ESTRATTO DEL DOCUMENTO:
-.-.-
Le assemblee di ratifica furono un’apoteosi. Raramente un gruppo dirigente ha goduto di tanto consenso come quello che i lavoratori metalmeccanici rivolsero ai loro sindacati. Le iscrizioni, in pochi anni, vennero triplicate. Il meccanismo della trattenuta in busta paga gonfiò a dismisura il portafoglio delle organizzazioni. Decine di migliaia di nuovi attivisti (i delegati di gruppo omogeneo) si arruolarono entusiasti nelle file sindacali. La forza accumulata nei pochi mesi di quella vertenza si trasformò in una centrale energetica che alimentò per decenni la cultura, le scelte, i valori del sindacato. Tutti volevano fare come i metalmeccanici, anche quando non era proprio il caso. E i protagonisti di quella battaglia per molti anni prenotarono le cariche più importanti negli organismi dirigenti dei loro sindacati. A cinquant’anni di distanza, il vero interrogativo da porre a proposito di quella stagione è un altro: fino a che punto il “glorioso” contratto dei metalmeccanici del 1969 ha influito sulla rottura di un equilibrio tra i diversi fattori della produzione e quali effetti si sono prodotti sull’economia italiana? È difficile criticare i cambiamenti quando essi hanno successo. Si sono scritti milioni di parole sul significato sociale della “grande marcia” della classe operaia, sugli effetti riparatori e di riscatto da una condizione di “cittadinanza minore” che il contratto del 1969 seppe promuovere. Rimane il fatto, però, che l’apparato industriale fu in grado di assorbire la batosta unicamente attraverso la fuoriuscita dai vincoli dei mercati internazionali, ricercando la perduta competitività lungo il percorso accidentato della svalutazione e dell’inflazione.
-.-.-
RIGHE DEI DATI:
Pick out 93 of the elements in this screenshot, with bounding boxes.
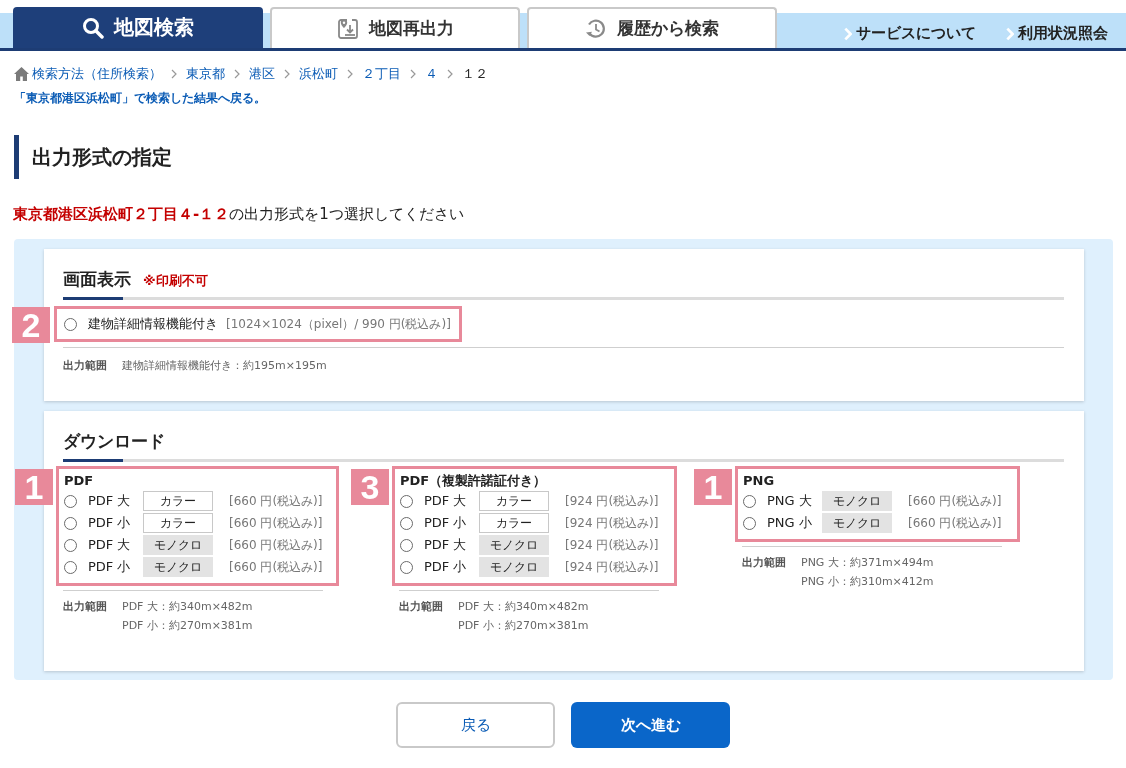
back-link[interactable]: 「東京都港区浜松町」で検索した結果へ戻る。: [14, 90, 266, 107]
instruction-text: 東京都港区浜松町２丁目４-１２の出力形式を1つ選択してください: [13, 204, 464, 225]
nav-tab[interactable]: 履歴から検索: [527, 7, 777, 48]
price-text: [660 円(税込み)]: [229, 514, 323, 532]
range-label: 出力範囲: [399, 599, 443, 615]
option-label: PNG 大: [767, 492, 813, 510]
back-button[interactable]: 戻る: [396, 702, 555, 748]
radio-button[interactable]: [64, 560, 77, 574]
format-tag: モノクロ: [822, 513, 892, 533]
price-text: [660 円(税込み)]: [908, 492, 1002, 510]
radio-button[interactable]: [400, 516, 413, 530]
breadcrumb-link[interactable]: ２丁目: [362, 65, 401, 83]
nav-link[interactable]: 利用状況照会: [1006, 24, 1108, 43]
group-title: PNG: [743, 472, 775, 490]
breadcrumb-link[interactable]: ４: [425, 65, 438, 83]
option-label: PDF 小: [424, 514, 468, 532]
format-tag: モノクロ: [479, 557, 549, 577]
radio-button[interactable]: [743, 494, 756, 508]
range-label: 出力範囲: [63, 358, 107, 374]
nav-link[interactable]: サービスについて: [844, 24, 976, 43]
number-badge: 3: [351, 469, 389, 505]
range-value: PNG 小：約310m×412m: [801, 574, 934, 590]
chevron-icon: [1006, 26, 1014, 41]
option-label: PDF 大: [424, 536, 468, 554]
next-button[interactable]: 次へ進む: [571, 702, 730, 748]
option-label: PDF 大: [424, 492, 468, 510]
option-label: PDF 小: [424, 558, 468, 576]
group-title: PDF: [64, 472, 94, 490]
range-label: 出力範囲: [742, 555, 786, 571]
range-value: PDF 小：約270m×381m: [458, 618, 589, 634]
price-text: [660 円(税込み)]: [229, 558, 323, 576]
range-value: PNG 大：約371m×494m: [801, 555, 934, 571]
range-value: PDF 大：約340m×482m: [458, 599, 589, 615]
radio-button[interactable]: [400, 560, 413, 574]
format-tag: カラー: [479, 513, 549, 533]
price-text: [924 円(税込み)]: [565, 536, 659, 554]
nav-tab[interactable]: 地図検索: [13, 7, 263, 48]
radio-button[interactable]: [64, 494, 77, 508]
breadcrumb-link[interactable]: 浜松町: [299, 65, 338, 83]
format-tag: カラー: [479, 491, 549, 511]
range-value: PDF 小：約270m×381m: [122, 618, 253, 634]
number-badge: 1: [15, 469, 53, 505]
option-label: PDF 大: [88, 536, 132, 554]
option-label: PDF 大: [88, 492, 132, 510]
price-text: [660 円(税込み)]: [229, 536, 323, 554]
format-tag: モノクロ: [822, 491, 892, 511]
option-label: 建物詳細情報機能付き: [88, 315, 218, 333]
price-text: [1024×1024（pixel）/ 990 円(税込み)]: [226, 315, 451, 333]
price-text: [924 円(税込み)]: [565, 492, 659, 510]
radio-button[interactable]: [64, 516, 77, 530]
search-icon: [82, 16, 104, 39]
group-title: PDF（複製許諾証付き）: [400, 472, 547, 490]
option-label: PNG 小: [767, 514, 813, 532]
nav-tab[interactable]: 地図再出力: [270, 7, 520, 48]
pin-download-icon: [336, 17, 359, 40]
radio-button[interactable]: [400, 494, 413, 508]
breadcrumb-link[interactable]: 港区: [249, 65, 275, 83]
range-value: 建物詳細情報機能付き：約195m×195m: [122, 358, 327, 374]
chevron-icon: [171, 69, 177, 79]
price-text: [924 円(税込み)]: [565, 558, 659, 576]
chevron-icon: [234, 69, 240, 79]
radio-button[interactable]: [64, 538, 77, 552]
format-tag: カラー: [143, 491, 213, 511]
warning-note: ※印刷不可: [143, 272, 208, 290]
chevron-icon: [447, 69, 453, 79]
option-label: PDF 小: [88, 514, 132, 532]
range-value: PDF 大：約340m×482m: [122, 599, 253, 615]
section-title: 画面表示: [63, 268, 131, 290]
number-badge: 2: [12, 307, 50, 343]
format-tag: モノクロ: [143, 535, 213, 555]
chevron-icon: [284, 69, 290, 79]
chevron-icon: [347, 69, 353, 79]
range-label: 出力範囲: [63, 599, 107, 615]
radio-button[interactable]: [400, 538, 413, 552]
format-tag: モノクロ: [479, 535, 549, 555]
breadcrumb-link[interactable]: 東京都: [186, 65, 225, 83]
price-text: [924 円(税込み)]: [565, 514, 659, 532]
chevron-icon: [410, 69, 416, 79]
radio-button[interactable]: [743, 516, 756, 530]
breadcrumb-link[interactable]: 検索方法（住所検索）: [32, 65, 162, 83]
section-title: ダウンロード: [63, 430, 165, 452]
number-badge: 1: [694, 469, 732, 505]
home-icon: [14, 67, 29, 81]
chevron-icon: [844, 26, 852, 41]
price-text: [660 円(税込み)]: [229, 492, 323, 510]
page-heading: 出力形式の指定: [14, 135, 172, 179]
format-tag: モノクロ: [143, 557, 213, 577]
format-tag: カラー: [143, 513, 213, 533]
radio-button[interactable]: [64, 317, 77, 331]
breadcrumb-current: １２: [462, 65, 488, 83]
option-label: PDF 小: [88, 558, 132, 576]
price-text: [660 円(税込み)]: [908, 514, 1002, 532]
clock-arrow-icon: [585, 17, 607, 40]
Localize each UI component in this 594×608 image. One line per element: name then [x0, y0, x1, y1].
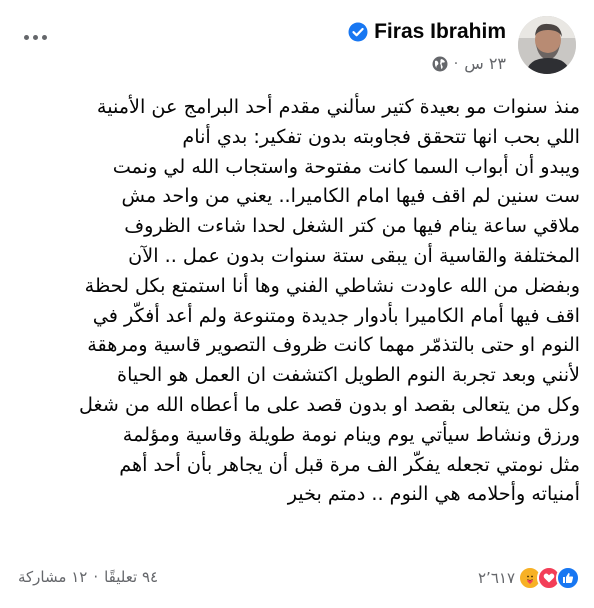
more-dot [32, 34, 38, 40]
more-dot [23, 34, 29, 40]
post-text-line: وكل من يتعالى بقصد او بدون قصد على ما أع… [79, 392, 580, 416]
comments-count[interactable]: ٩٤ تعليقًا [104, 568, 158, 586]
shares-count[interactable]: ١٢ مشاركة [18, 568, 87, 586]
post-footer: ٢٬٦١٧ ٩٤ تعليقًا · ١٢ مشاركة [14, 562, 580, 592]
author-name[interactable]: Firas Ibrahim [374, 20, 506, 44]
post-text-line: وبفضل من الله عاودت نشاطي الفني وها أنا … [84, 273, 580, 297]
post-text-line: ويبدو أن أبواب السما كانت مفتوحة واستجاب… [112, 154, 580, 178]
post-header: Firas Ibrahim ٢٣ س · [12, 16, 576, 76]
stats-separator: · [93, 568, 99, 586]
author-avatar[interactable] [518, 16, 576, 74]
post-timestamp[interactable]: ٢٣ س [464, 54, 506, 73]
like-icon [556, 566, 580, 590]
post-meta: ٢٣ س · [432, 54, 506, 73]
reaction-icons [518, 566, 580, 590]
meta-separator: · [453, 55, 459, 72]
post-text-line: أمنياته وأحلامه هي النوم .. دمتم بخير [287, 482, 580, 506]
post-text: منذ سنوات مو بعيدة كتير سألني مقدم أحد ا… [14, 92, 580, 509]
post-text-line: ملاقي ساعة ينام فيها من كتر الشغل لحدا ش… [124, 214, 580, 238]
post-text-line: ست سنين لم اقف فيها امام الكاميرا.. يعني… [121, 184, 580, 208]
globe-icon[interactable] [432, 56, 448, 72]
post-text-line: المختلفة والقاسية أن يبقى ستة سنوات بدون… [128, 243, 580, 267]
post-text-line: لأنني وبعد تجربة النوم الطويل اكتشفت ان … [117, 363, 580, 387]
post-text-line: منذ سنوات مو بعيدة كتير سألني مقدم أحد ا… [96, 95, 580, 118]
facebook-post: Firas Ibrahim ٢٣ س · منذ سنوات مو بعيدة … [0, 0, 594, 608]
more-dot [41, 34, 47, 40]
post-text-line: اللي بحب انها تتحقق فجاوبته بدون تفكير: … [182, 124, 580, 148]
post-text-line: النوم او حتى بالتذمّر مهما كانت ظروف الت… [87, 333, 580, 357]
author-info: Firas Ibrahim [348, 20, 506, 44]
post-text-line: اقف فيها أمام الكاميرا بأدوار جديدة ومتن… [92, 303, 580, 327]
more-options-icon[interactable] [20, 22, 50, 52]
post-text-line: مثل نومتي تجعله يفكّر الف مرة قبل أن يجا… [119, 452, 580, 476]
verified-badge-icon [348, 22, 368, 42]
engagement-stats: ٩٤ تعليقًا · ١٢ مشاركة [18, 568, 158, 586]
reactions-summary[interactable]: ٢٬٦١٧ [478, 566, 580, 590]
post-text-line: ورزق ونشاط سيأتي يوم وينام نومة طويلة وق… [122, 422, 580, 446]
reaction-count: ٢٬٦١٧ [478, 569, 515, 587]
-.-.-
ISTRUZIONI:
a: Ricopia parola per parola l'intero brano sul contratto dei metalmeccanici del 1969.
b: Aggiorna le righe dei dati nel tratto che si apre con la riga contenente "90, 266, 107]" e si chiude con quella contenente "option-label: PNG 大: [767, 492, 813, 510]", sostituendo "nav-tab" con "main-tab" e lasciando invariato tutto il resto. Riporta soltanto quel tratto.

SOLUZIONI:
a:
Le assemblee di ratifica furono un’apoteosi. Raramente un gruppo dirigente ha goduto di tanto consenso come quello che i lavoratori metalmeccanici rivolsero ai loro sindacati. Le iscrizioni, in pochi anni, vennero triplicate. Il meccanismo della trattenuta in busta paga gonfiò a dismisura il portafoglio delle organizzazioni. Decine di migliaia di nuovi attivisti (i delegati di gruppo omogeneo) si arruolarono entusiasti nelle file sindacali. La forza accumulata nei pochi mesi di quella vertenza si trasformò in una centrale energetica che alimentò per decenni la cultura, le scelte, i valori del sindacato. Tutti volevano fare come i metalmeccanici, anche quando non era proprio il caso. E i protagonisti di quella battaglia per molti anni prenotarono le cariche più importanti negli organismi dirigenti dei loro sindacati. A cinquant’anni di distanza, il vero interrogativo da porre a proposito di quella stagione è un altro: fino a che punto il “glorioso” contratto dei metalmeccanici del 1969 ha influito sulla rottura di un equilibrio tra i diversi fattori della produzione e quali effetti si sono prodotti sull’economia italiana? È difficile criticare i cambiamenti quando essi hanno successo. Si sono scritti milioni di parole sul significato sociale della “grande marcia” della classe operaia, sugli effetti riparatori e di riscatto da una condizione di “cittadinanza minore” che il contratto del 1969 seppe promuovere. Rimane il fatto, però, che l’apparato industriale fu in grado di assorbire la batosta unicamente attraverso la fuoriuscita dai vincoli dei mercati internazionali, ricercando la perduta competitività lungo il percorso accidentato della svalutazione e dell’inflazione.

b:
back-link[interactable]: 「東京都港区浜松町」で検索した結果へ戻る。: [14, 90, 266, 107]
instruction-text: 東京都港区浜松町２丁目４-１２の出力形式を1つ選択してください: [13, 204, 464, 225]
main-tab[interactable]: 履歴から検索: [527, 7, 777, 48]
price-text: [660 円(税込み)]: [229, 514, 323, 532]
range-label: 出力範囲: [399, 599, 443, 615]
option-label: PNG 大: [767, 492, 813, 510]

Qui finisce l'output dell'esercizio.